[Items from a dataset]
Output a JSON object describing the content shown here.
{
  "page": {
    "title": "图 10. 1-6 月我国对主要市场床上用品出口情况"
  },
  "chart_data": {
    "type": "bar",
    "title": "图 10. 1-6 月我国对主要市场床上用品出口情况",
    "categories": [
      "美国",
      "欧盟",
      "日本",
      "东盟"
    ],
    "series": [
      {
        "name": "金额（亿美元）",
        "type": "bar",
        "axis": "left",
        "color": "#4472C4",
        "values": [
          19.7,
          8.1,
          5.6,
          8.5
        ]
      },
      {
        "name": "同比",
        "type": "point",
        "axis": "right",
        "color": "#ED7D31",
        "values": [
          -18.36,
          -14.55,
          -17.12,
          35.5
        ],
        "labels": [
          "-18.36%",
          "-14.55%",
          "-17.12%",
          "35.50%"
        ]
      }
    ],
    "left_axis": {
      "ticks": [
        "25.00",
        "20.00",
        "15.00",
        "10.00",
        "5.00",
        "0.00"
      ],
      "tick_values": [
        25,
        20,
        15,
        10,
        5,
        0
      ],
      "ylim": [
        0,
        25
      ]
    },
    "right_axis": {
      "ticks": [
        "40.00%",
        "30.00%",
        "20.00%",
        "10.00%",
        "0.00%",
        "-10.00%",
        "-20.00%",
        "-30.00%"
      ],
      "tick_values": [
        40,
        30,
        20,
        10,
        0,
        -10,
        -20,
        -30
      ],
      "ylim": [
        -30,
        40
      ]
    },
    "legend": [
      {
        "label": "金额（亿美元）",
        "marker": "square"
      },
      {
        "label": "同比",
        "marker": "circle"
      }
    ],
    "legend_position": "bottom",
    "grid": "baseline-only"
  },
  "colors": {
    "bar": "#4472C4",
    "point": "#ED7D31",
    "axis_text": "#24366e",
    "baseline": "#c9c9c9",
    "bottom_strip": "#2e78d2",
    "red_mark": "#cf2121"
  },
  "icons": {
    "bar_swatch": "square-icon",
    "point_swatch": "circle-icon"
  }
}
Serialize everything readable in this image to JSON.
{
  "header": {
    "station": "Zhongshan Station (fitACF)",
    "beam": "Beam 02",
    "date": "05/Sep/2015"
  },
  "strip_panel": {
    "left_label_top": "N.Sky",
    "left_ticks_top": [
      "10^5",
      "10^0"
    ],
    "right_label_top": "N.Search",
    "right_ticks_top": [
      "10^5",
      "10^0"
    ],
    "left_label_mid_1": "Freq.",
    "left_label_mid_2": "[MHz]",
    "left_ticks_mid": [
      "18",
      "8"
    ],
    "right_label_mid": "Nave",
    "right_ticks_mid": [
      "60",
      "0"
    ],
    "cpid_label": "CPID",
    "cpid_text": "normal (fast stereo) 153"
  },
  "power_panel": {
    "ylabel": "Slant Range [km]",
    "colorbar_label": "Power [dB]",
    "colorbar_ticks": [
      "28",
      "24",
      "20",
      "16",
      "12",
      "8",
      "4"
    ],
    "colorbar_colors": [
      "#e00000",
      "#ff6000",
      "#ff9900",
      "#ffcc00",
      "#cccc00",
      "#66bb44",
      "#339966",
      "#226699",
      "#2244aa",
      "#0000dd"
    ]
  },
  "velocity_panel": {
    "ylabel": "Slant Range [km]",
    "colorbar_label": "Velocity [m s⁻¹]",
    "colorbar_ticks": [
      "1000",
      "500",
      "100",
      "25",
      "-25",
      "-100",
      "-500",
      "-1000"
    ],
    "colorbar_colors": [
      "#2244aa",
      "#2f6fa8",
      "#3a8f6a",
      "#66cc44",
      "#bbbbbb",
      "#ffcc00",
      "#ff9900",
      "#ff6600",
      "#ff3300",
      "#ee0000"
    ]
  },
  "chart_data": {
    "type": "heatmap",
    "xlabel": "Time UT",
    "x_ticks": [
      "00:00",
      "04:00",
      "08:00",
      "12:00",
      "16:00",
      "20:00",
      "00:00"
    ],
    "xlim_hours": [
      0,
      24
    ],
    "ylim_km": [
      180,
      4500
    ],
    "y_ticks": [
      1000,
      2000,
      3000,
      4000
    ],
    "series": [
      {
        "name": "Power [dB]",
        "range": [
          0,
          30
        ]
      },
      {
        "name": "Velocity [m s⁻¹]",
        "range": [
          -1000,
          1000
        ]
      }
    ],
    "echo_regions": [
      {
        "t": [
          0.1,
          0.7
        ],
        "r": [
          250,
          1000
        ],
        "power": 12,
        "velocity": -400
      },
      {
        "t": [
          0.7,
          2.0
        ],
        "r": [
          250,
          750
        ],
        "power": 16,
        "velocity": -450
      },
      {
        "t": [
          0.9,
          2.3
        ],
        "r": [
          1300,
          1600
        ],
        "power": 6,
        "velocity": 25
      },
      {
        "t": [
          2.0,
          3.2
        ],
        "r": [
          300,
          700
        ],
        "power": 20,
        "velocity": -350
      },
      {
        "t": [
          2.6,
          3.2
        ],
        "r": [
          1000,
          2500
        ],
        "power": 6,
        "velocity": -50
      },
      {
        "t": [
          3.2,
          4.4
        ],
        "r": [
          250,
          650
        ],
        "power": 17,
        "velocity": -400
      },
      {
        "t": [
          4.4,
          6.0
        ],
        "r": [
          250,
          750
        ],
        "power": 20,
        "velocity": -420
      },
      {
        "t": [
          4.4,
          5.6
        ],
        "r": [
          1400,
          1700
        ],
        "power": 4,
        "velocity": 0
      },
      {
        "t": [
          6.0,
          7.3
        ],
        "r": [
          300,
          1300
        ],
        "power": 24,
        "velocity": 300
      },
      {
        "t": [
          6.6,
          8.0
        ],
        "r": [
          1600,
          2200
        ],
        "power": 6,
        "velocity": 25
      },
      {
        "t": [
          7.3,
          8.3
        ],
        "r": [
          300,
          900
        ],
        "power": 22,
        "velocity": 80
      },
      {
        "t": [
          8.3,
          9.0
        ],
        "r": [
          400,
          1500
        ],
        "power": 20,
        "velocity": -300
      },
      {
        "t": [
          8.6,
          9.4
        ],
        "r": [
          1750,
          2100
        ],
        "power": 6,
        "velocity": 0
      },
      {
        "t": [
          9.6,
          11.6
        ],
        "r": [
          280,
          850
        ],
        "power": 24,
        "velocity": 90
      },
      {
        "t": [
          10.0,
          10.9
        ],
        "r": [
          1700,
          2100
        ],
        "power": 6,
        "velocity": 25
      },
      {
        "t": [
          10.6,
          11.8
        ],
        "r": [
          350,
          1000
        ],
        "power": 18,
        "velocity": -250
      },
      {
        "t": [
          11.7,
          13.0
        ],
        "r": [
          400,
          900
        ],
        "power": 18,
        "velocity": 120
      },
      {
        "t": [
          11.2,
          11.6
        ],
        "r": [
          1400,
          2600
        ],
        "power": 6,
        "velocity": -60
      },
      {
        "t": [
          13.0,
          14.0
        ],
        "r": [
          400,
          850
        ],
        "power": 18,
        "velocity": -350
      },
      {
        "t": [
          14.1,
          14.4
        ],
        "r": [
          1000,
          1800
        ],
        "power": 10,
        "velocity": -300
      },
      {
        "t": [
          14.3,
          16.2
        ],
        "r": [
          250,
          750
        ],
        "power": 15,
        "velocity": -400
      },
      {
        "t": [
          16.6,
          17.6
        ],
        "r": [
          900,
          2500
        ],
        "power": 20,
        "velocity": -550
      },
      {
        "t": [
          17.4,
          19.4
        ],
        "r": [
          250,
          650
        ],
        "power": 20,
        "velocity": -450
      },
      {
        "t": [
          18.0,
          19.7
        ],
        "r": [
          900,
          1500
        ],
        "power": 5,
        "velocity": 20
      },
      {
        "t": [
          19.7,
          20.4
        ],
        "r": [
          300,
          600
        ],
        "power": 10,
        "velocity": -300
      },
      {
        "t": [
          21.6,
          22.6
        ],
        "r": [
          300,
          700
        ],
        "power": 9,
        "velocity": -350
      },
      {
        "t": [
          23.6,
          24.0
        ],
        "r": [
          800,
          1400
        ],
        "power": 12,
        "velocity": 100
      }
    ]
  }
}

▶ **Work to complete**
Copy each line containing the word "square" from the data.

▶ **Response to the task**
        "marker": "square"
    "bar_swatch": "square-icon",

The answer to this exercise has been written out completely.